WRITTEN EXERCISE
Rewrite the stretch of entries from the start through the line containing "candle-body[interactable] [921,544,930,573]", swapping "candle-body" for "candle-bar" and keeping everything else the same.

RAW DATA
──────────

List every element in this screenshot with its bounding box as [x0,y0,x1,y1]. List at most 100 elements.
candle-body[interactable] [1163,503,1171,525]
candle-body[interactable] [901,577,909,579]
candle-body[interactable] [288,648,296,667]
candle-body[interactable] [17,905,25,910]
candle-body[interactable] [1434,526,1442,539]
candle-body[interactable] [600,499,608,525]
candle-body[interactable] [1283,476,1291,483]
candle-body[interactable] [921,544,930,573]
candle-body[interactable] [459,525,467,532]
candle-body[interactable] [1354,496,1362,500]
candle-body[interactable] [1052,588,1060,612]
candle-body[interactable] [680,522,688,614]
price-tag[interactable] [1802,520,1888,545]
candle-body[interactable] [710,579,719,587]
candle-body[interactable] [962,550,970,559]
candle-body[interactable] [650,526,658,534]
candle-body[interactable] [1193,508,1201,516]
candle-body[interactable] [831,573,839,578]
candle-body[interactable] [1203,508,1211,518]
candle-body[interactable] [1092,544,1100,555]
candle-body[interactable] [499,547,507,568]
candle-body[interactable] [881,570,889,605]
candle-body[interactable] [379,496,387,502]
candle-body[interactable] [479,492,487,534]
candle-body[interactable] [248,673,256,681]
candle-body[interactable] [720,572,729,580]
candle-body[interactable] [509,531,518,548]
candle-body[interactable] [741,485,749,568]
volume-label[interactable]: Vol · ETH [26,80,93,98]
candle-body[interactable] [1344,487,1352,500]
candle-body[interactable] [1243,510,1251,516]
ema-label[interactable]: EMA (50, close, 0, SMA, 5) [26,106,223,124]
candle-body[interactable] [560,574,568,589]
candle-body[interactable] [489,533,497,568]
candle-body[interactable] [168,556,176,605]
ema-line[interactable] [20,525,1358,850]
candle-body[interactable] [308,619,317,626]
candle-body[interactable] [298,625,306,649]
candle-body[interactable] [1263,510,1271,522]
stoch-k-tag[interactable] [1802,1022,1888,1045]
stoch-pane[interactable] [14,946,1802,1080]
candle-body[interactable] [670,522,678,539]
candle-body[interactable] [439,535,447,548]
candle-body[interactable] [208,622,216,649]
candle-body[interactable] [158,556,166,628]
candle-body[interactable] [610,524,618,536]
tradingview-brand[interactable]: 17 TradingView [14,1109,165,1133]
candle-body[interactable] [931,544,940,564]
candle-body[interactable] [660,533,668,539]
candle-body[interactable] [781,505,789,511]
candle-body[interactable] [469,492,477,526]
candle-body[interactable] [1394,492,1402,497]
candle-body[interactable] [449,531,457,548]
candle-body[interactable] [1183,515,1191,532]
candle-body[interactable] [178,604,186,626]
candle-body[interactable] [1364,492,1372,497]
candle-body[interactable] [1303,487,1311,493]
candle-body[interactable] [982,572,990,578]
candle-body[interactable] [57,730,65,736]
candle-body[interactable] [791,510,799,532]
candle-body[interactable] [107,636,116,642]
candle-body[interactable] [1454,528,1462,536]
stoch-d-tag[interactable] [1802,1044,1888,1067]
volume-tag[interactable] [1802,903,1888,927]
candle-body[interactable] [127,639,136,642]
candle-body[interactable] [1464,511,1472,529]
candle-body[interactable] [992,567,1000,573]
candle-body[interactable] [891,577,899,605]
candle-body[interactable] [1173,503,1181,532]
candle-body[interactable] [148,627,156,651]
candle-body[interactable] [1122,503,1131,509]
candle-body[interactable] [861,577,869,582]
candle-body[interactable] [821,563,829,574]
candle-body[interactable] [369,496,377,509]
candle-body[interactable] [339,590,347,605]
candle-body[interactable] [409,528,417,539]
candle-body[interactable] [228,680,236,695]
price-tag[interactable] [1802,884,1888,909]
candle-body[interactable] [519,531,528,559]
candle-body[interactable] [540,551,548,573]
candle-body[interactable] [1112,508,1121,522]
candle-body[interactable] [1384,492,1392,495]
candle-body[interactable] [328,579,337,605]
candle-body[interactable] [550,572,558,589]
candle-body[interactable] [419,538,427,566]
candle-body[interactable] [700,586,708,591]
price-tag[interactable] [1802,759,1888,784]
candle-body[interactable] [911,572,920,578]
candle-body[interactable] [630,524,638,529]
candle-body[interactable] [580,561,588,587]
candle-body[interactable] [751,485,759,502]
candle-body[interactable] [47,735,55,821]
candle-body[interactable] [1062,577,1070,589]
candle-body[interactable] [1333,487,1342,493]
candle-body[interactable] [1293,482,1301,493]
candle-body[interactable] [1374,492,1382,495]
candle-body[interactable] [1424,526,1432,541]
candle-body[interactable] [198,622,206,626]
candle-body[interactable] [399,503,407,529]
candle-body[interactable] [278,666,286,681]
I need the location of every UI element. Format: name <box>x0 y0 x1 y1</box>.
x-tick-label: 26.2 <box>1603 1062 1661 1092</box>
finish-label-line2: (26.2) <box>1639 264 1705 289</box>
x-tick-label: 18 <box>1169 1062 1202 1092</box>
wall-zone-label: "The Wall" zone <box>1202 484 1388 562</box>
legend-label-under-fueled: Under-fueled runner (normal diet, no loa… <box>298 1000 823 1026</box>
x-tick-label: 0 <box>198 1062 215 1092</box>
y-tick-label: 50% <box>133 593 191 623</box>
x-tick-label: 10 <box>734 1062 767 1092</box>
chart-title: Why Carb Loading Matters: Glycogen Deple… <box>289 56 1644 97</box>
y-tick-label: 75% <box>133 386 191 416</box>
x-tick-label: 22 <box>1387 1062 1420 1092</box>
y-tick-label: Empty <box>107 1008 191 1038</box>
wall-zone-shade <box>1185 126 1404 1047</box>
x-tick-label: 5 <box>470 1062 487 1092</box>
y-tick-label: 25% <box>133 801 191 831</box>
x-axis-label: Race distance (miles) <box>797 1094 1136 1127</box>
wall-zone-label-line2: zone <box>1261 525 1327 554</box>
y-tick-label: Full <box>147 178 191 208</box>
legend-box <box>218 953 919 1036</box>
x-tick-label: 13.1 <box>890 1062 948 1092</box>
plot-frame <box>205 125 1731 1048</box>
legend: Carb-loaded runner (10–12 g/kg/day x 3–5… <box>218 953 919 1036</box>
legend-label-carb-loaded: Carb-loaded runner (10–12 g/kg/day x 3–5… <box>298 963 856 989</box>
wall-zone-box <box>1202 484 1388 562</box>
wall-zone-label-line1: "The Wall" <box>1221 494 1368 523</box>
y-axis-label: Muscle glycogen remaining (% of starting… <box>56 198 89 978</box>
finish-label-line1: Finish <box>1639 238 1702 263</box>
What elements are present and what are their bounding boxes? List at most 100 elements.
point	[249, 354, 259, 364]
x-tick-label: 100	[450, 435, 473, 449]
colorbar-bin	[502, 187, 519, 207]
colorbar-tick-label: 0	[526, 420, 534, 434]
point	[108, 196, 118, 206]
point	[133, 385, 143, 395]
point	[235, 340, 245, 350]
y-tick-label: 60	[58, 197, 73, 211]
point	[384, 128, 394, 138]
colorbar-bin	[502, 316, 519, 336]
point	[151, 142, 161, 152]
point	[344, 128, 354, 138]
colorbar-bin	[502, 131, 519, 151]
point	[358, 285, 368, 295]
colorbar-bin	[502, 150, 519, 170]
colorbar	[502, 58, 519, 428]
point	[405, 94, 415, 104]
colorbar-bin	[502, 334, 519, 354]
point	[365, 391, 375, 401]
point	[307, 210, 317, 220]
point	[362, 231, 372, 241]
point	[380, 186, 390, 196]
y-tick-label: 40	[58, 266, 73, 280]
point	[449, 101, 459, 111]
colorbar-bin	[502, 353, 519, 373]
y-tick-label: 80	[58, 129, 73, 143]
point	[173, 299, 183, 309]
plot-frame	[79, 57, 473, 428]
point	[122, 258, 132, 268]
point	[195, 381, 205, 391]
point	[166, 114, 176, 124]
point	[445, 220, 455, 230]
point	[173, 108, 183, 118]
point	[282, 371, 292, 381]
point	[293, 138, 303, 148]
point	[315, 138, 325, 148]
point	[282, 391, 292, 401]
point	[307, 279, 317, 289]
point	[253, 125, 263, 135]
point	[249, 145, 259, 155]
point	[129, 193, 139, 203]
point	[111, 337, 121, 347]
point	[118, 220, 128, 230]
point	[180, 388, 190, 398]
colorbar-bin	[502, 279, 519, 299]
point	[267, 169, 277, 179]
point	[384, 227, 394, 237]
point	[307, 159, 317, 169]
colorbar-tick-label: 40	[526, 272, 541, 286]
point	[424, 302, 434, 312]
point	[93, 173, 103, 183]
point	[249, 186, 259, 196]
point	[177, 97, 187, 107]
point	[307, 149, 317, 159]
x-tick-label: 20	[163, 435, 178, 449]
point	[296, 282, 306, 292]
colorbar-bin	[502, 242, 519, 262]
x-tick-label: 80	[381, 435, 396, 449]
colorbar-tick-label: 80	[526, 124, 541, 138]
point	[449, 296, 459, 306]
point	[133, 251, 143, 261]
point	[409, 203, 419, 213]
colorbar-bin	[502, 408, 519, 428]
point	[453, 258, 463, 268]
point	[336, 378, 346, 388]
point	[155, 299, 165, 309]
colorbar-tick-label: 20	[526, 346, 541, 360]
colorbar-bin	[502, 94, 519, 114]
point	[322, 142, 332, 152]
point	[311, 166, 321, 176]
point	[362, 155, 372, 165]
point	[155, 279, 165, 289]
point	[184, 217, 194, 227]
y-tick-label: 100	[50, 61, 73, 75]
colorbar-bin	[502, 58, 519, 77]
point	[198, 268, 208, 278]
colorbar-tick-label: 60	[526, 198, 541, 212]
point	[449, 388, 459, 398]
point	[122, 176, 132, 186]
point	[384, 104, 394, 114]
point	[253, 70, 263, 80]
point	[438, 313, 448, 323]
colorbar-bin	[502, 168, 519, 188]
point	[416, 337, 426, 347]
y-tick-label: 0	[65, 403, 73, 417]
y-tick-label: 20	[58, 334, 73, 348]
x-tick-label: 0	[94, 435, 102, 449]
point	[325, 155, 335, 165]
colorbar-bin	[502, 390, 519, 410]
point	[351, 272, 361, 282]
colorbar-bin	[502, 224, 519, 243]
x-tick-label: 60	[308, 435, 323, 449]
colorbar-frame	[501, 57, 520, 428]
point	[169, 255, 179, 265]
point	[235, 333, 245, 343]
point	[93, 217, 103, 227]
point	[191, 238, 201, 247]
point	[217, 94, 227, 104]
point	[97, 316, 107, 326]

──────────

RESULT BELOW
List every element in this screenshot with its bounding box as [x0,y0,x1,y1]. List at most 100 elements.
candle-bar[interactable] [1163,503,1171,525]
candle-bar[interactable] [901,577,909,579]
candle-bar[interactable] [288,648,296,667]
candle-bar[interactable] [17,905,25,910]
candle-bar[interactable] [1434,526,1442,539]
candle-bar[interactable] [600,499,608,525]
candle-bar[interactable] [1283,476,1291,483]
candle-bar[interactable] [921,544,930,573]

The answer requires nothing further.